- _Task goal_: Restate the full listing word for word and leave the pictures out.

(Extracted records)
--- begin ---

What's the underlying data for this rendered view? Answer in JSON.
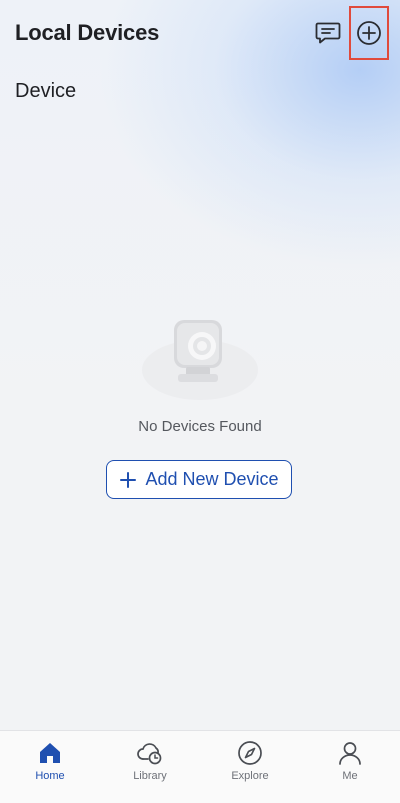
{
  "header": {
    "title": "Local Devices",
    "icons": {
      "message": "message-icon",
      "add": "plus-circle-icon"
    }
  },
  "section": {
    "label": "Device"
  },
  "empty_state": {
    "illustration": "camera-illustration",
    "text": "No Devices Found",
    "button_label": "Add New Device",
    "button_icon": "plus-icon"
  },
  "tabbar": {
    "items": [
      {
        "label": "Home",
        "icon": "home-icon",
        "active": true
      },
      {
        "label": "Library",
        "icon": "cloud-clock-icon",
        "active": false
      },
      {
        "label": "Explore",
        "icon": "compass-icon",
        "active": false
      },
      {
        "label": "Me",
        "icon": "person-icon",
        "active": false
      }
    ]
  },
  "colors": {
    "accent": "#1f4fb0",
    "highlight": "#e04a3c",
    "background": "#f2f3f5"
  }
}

--- end ---

- _Response to this task_:
What's the underlying data for this rendered view? Answer in JSON.
{
  "header": {
    "title": "Local Devices",
    "icons": {
      "message": "message-icon",
      "add": "plus-circle-icon"
    }
  },
  "section": {
    "label": "Device"
  },
  "empty_state": {
    "illustration": "camera-illustration",
    "text": "No Devices Found",
    "button_label": "Add New Device",
    "button_icon": "plus-icon"
  },
  "tabbar": {
    "items": [
      {
        "label": "Home",
        "icon": "home-icon",
        "active": true
      },
      {
        "label": "Library",
        "icon": "cloud-clock-icon",
        "active": false
      },
      {
        "label": "Explore",
        "icon": "compass-icon",
        "active": false
      },
      {
        "label": "Me",
        "icon": "person-icon",
        "active": false
      }
    ]
  },
  "colors": {
    "accent": "#1f4fb0",
    "highlight": "#e04a3c",
    "background": "#f2f3f5"
  }
}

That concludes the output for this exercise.